DATA ROWS:

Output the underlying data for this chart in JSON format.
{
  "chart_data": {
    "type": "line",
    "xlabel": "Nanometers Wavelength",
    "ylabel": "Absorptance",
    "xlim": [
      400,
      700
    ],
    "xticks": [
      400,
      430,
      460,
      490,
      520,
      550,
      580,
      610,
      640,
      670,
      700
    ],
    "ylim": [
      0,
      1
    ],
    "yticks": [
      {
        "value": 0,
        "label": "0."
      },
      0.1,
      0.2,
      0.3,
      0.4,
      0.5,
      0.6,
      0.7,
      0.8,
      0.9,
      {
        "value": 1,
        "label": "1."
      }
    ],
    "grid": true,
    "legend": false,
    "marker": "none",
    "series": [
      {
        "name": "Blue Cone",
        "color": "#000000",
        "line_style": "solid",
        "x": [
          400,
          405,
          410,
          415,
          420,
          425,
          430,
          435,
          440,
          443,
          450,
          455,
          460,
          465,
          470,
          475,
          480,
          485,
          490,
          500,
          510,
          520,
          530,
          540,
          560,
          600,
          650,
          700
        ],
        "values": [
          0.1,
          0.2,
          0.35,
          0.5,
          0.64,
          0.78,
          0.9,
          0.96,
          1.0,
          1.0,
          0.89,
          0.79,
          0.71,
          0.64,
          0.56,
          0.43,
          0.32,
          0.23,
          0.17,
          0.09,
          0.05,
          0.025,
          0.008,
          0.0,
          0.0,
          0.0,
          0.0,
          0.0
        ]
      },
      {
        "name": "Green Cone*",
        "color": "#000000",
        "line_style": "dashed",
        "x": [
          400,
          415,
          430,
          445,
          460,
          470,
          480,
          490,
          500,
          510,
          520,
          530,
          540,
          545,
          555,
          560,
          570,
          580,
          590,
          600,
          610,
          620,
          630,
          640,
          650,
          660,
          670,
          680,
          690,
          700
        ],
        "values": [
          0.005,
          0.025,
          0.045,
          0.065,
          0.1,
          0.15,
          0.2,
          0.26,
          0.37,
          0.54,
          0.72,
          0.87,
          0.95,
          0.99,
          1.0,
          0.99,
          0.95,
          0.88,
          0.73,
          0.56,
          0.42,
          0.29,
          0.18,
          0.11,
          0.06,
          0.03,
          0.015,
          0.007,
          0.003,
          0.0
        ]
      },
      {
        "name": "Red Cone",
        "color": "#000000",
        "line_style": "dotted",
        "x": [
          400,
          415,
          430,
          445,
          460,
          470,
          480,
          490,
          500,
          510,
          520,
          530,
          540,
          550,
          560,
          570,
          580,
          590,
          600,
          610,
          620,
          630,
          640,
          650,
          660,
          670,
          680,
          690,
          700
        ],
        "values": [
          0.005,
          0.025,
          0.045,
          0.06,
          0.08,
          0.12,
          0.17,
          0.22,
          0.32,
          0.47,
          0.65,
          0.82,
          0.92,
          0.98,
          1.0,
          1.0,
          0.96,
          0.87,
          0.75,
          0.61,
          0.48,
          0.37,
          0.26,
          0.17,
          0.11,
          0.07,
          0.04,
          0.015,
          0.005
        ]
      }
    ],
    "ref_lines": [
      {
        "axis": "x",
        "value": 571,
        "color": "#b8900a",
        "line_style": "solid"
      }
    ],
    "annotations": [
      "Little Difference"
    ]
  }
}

REQUIRED WORK: Compute how many lines include the string "Cone", then give that number by itself.

EXERCISE SOLUTION: 3